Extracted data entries
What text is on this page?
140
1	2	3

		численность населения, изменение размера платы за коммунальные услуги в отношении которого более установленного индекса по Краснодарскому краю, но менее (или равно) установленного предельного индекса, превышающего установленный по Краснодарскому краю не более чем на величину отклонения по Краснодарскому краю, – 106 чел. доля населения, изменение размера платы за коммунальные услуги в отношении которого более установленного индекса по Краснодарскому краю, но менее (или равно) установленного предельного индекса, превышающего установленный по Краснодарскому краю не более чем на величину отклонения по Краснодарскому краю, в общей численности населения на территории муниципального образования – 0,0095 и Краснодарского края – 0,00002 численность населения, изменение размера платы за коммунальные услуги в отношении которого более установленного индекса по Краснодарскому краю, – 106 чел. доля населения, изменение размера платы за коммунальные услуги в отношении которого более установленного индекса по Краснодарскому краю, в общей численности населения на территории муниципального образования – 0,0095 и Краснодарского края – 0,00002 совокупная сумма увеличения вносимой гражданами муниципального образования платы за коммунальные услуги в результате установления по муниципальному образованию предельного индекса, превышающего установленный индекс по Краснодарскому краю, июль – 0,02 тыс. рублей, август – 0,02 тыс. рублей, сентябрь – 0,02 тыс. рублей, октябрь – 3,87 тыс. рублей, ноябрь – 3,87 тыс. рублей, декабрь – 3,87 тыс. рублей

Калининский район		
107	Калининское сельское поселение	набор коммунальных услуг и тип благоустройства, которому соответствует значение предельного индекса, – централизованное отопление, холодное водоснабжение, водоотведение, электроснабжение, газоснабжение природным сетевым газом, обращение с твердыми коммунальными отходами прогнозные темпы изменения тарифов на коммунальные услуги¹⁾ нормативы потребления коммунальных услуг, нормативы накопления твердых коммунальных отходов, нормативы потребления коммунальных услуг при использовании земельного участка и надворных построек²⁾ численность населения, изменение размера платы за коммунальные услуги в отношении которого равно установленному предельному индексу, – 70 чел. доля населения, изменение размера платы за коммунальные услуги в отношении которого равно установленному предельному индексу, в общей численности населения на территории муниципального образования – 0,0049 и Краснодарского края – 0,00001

• [Short task] Faithfully copy every entry, leaving nothing out.

• [Answer below]
What text is on this page?
140
1	2	3

		численность населения, изменение размера платы за коммунальные услуги в отношении которого более установленного индекса по Краснодарскому краю, но менее (или равно) установленного предельного индекса, превышающего установленный по Краснодарскому краю не более чем на величину отклонения по Краснодарскому краю, – 106 чел. доля населения, изменение размера платы за коммунальные услуги в отношении которого более установленного индекса по Краснодарскому краю, но менее (или равно) установленного предельного индекса, превышающего установленный по Краснодарскому краю не более чем на величину отклонения по Краснодарскому краю, в общей численности населения на территории муниципального образования – 0,0095 и Краснодарского края – 0,00002 численность населения, изменение размера платы за коммунальные услуги в отношении которого более установленного индекса по Краснодарскому краю, – 106 чел. доля населения, изменение размера платы за коммунальные услуги в отношении которого более установленного индекса по Краснодарскому краю, в общей численности населения на территории муниципального образования – 0,0095 и Краснодарского края – 0,00002 совокупная сумма увеличения вносимой гражданами муниципального образования платы за коммунальные услуги в результате установления по муниципальному образованию предельного индекса, превышающего установленный индекс по Краснодарскому краю, июль – 0,02 тыс. рублей, август – 0,02 тыс. рублей, сентябрь – 0,02 тыс. рублей, октябрь – 3,87 тыс. рублей, ноябрь – 3,87 тыс. рублей, декабрь – 3,87 тыс. рублей

Калининский район		
107	Калининское сельское поселение	набор коммунальных услуг и тип благоустройства, которому соответствует значение предельного индекса, – централизованное отопление, холодное водоснабжение, водоотведение, электроснабжение, газоснабжение природным сетевым газом, обращение с твердыми коммунальными отходами прогнозные темпы изменения тарифов на коммунальные услуги¹⁾ нормативы потребления коммунальных услуг, нормативы накопления твердых коммунальных отходов, нормативы потребления коммунальных услуг при использовании земельного участка и надворных построек²⁾ численность населения, изменение размера платы за коммунальные услуги в отношении которого равно установленному предельному индексу, – 70 чел. доля населения, изменение размера платы за коммунальные услуги в отношении которого равно установленному предельному индексу, в общей численности населения на территории муниципального образования – 0,0049 и Краснодарского края – 0,00001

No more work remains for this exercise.